Seo Hye Park1, Jeongbin Park1, Hongyoon Choi1, Jaemoon Koh2, Taeyoung Yun3, Jihyeon Park3, Bubse Na3, Samina Park3, In Kyu Park3, Chang Hyun Kang3, Young Tae Kim3, Kwon Joong Na1

1Portrai, Inc., Seoul, Korea, Republic of,2Department of Pathology, Seoul National University Hospital, Seoul, Korea, Republic of,3Department of Thoracic and Cardiovascular Surgery, Seoul National University Hospital, Seoul, Korea, Republic of

摘要 Abstract

Background Neoadjuvant chemoimmunotherapy (nCIT) is increasingly used in NSCLC. Major pathologic response (MPR) is a robust prognostic marker, yet bulk or single‑cell assessments of residual tumor do not capture how spatially heterogeneous TMEs yield non‑MPR. Using FFPE Visium CytAssist spatial transcriptomics, we defined tissue‑scale core resistance niches distinguishing MPR from non‑MPR after nCIT and asked whether these niches delineate spatially targetable compartments. Methods FFPE resections from 10 nCIT‑treated patients were profiled; MPR status followed IASLC criteria. Blocks were selected by residual tumor burden (MPR 5-10%; non‑MPR 70-90%). We compared global programs (DEG, GSEA/Reactome, cell‑cycle), inferred cell composition (cell2location), analyzed context‑specific ligand-receptor and metabolic states, and spatially mapped resistance axes (DDR, NRF2/ferroptosis, MDR/ABC) and TACSTD2 (TROP2). Results Non‑MPR activated cell‑cycle/transcription/DNA‑repair programs and showed a proliferative landscape, whereas MPR was ECM/immune‑enriched and quiescent. Deconvolution mapped deep T‑cell/myeloid infiltration into MPR cores/borders, while non‑MPR cores remained epithelial‑dense. Ligand-receptor mapping showed immune‑recruiting ECM-integrin/syndecan and CX3CL1-ITGAV at MPR boundaries but LGALS9-HAVCR2, MIF-CD74, and TIMP1-CD63 within non‑MPR cores, extending into peritumor tissue. Non‑MPR exhibited hyper‑metabolic, antioxidant‑buffered states (glycolysis, OXPHOS/TCA, glutathione), with differences attenuating in cancer‑only analyses, implicating TME contribution; resistance axes were higher in non‑MPR and formed contiguous core hotspots. TROP2 was core‑enriched in a subset and often overlapped NRF2/MDR‑high niches with low signal in adjacent non‑tumor, although TROP2‑independent resistant cores were also observed. Conclusion Spatial transcriptomics defined non‑MPR by a core‑centered, resistance‑rich TME that is proliferative, immune‑suppressive, and metabolically flexible, contrasting with the immune‑permissive, quiescent landscape of MPR. Dismantling core resistance niches, restoring immune access, and tempering metabolic buffering emerge as organizing principles for overcoming residual disease. TROP2‑aligned cores represent a compartment‑selective subset, whereas TROP2‑independent cores argue for complementary strategies.

§ What this task involves: Extend the abstract on spatial transcriptomics of resistance after neoadjuvant chemoimmunotherapy in lung cancer, beginning right after its final sentence. The records play no part in the work that follows this text.

§ Data excerpts:
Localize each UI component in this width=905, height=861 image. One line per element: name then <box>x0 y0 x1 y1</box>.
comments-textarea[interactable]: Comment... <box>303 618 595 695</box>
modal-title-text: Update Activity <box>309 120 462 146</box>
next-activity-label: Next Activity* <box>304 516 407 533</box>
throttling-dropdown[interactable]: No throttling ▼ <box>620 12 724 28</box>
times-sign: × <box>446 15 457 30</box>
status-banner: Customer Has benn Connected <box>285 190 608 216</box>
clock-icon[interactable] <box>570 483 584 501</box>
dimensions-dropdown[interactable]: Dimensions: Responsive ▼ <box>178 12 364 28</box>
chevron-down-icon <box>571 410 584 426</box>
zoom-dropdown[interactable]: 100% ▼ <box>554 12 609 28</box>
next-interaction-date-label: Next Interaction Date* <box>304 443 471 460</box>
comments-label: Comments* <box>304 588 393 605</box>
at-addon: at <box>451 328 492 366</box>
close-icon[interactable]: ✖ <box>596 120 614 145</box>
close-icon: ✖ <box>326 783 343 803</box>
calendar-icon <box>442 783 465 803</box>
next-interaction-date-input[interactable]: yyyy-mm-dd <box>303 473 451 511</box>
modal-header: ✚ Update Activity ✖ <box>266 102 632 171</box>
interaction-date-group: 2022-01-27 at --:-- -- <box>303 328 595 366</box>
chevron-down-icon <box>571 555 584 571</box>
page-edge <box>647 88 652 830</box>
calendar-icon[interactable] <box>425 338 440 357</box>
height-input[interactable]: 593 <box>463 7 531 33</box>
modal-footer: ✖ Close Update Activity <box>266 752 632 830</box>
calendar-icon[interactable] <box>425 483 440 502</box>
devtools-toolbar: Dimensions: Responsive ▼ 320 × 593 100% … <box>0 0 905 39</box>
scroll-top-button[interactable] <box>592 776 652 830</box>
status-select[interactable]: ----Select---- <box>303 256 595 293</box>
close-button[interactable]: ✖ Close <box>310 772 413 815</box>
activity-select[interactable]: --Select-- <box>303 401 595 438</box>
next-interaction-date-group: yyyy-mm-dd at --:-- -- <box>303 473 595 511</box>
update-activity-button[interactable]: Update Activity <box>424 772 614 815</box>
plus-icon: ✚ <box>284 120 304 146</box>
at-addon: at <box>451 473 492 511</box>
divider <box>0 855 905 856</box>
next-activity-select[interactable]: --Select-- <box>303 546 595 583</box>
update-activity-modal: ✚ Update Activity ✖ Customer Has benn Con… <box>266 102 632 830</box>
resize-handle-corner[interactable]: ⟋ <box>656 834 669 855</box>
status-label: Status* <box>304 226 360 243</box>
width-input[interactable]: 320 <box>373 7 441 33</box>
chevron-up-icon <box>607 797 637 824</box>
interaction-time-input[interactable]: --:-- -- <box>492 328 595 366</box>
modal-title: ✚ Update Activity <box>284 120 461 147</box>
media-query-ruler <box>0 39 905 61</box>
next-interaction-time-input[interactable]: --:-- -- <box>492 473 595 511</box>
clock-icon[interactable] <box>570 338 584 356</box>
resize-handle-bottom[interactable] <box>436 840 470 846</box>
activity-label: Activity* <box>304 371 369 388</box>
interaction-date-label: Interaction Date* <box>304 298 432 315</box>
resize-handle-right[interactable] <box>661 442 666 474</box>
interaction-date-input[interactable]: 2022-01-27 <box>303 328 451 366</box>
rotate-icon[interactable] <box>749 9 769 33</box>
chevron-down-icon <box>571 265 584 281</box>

§ Response area:
利益披露 Disclosure
S. Park, Portrai, Inc. Employment. J. Park, Portrai, Inc. Employment. H. Choi, Portrai, Inc. Stock. Institute of Radiation Medicine, Medical Research Center, Seoul National University, Seoul, Republic of Korea Employment. Department of Nuclear Medicine, Seoul National University Hospital, Seoul, Republic of Korea Employment. Department of Nuclear Medicine, Seoul National University College of Medicine, Seoul, Republic of Korea Employment. J. Koh, None.. T. Yun, None.. J. Park, None.. B. Na, None.. S. Park, None.. I. Park, None.. C. Kang, None.. Y. Kim, None. K. Na, Portrai, Inc. Stock. Department of Thoracic and Cardiovascular Surgery, Seoul National University Hospital, Seoul, Republic of Korea. Employment. Department of Thoracic and Cardiovascular Surgery, Seoul National University College of Medicine, Seoul, Republic of Korea Employment.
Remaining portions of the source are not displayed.